SUPPLIED MATERIAL
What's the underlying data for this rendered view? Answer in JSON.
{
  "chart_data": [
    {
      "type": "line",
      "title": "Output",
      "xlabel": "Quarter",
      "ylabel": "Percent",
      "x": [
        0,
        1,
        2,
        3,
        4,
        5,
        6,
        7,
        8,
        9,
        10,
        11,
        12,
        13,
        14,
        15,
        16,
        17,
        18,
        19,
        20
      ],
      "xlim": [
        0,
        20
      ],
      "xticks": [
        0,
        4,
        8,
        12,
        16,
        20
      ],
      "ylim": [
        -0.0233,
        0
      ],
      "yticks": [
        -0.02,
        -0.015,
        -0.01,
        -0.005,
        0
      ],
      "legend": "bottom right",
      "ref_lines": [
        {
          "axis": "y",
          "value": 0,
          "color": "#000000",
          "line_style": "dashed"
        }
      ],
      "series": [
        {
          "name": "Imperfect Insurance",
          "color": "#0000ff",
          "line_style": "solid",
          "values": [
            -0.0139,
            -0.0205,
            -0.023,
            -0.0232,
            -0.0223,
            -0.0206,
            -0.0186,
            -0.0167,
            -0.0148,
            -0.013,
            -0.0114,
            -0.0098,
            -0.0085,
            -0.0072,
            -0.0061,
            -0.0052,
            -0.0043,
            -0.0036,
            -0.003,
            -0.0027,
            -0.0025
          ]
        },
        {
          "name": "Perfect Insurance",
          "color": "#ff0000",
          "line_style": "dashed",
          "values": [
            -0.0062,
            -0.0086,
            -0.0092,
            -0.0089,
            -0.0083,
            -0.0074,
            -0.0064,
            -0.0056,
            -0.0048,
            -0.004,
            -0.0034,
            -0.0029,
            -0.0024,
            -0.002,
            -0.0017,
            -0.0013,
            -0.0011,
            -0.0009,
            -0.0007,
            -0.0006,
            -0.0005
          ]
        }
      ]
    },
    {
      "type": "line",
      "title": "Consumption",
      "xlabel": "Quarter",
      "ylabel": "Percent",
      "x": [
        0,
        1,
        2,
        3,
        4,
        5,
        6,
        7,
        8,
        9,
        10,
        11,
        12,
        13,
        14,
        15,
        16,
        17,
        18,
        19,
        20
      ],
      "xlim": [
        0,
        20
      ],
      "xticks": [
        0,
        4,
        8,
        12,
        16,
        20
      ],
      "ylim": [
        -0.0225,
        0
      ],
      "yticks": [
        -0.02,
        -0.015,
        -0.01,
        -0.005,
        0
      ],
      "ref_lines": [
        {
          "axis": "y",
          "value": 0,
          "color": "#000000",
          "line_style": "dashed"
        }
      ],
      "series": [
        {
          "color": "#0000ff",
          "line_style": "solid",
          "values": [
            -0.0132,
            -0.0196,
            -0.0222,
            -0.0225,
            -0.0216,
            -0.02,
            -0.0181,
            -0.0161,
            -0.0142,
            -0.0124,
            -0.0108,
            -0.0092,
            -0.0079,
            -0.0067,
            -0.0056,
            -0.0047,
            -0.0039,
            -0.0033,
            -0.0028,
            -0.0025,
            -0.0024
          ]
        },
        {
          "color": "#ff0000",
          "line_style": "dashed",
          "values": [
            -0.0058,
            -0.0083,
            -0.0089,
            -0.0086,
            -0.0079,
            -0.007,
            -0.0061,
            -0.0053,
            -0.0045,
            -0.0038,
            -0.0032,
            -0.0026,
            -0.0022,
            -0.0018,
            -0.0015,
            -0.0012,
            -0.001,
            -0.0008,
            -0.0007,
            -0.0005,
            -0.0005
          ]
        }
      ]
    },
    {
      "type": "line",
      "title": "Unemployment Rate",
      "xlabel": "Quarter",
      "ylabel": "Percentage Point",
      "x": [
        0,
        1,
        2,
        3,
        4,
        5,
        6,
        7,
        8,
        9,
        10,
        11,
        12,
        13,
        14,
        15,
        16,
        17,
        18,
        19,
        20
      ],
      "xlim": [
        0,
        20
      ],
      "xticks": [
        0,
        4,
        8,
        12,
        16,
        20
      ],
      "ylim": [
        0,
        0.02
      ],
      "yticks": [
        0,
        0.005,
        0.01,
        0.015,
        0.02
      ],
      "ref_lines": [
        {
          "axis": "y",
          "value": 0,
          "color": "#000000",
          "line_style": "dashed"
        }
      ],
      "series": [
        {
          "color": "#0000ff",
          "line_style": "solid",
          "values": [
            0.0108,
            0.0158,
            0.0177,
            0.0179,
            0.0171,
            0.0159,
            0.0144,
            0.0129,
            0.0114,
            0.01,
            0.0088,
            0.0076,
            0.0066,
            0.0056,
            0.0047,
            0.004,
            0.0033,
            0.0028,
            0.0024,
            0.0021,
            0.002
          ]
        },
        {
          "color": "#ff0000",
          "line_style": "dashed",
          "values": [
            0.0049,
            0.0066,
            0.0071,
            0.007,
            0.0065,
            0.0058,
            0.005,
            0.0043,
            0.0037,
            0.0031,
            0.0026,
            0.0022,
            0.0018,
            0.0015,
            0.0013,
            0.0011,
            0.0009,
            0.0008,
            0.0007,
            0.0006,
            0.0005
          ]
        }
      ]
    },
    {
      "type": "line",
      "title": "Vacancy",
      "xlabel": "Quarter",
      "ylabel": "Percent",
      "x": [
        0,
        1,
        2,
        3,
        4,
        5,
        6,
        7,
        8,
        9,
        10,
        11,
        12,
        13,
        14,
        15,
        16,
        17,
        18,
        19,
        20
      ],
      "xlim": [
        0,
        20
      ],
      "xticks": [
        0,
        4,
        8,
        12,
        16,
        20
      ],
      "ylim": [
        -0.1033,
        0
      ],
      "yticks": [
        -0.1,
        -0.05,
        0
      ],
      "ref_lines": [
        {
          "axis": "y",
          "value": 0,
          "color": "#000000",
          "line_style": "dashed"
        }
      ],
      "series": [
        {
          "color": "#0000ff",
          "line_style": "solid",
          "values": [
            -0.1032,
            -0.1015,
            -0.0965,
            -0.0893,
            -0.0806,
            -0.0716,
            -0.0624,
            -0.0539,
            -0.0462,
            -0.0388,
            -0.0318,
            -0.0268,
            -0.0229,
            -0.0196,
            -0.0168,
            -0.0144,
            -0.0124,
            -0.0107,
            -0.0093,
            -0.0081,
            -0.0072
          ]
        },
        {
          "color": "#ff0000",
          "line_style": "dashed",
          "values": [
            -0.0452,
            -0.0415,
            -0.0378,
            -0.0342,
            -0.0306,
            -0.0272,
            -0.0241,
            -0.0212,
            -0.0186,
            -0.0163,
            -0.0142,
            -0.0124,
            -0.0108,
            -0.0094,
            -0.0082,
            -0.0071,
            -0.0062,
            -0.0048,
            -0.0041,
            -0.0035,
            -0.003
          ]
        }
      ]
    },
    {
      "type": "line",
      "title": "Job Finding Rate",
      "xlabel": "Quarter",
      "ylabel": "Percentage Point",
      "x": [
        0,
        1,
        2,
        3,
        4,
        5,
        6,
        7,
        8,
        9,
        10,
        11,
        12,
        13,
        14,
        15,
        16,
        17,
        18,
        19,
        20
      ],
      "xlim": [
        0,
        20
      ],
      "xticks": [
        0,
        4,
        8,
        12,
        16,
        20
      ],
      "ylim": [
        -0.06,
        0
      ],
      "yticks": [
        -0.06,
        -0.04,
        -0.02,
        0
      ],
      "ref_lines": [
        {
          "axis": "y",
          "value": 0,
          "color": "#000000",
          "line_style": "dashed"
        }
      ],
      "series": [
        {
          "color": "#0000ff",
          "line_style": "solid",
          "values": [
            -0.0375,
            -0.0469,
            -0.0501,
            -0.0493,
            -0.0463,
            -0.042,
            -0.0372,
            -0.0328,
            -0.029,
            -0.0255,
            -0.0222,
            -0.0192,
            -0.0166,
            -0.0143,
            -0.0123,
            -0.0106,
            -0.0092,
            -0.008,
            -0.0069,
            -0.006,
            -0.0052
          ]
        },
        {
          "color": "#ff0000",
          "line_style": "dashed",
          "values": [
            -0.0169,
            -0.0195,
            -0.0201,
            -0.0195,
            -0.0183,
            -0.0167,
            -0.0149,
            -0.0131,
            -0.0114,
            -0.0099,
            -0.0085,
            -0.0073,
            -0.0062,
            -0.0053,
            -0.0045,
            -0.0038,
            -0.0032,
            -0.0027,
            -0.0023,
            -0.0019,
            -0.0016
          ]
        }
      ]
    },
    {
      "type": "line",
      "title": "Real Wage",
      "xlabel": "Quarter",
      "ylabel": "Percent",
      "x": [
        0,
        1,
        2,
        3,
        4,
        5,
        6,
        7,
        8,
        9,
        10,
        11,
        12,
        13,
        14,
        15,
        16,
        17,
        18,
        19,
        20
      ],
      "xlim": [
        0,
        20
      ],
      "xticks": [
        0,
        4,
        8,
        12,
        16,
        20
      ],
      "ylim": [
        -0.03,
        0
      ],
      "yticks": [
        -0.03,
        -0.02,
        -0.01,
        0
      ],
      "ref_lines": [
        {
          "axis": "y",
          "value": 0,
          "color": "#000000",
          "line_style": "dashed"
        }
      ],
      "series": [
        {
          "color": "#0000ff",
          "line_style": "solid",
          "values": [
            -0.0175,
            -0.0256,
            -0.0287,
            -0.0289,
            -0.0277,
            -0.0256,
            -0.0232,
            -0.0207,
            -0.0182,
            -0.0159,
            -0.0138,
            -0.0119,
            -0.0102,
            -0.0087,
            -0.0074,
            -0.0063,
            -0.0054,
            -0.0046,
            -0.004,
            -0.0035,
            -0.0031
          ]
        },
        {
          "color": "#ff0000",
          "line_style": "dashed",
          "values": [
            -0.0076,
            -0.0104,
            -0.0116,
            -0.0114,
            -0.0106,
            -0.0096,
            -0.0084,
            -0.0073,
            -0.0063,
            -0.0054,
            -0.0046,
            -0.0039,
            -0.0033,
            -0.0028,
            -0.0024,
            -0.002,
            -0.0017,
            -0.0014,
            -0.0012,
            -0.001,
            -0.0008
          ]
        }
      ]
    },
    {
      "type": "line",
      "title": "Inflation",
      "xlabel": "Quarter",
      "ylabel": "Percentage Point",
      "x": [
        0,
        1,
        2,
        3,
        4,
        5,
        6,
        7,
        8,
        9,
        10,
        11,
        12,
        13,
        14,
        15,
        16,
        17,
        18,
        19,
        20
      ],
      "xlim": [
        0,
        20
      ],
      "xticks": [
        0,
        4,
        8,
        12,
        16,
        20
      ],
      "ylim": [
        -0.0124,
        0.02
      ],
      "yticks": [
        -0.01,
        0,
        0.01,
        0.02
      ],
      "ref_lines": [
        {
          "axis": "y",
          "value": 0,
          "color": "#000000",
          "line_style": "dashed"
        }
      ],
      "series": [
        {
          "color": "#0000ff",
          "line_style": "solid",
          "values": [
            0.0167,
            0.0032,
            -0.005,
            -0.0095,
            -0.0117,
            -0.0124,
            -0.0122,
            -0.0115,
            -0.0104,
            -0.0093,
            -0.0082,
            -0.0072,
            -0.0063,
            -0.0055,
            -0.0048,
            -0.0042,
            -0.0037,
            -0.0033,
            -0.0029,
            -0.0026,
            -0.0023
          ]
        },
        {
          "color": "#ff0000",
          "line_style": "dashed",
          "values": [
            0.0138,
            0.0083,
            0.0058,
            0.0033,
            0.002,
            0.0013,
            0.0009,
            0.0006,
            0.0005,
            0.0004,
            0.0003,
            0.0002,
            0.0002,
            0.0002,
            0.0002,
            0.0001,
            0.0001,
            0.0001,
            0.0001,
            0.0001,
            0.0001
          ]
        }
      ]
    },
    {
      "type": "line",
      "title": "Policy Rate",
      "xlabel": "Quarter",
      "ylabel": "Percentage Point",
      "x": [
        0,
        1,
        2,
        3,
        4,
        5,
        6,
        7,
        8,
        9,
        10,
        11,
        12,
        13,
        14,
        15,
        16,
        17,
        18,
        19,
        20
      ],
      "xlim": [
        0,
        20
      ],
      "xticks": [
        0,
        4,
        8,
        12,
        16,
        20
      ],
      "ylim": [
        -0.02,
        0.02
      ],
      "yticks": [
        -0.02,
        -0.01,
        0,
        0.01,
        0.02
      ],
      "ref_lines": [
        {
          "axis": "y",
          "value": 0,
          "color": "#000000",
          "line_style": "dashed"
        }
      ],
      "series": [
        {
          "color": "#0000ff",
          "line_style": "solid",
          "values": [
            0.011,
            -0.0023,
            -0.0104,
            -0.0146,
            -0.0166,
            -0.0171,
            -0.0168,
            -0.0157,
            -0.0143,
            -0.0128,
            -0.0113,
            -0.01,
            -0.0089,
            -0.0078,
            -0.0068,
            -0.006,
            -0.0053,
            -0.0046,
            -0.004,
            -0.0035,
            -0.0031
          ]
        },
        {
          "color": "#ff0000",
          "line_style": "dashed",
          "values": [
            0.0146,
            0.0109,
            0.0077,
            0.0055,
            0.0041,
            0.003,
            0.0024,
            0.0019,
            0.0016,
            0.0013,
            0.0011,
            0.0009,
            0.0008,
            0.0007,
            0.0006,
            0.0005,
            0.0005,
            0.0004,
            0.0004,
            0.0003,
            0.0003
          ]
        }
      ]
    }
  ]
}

YOUR GOAL
Gather up, from the records above, each line where the word "Rate" appears.

OUTPUT FOR THIS TASK
      "title": "Unemployment Rate",
      "title": "Job Finding Rate",
      "title": "Policy Rate",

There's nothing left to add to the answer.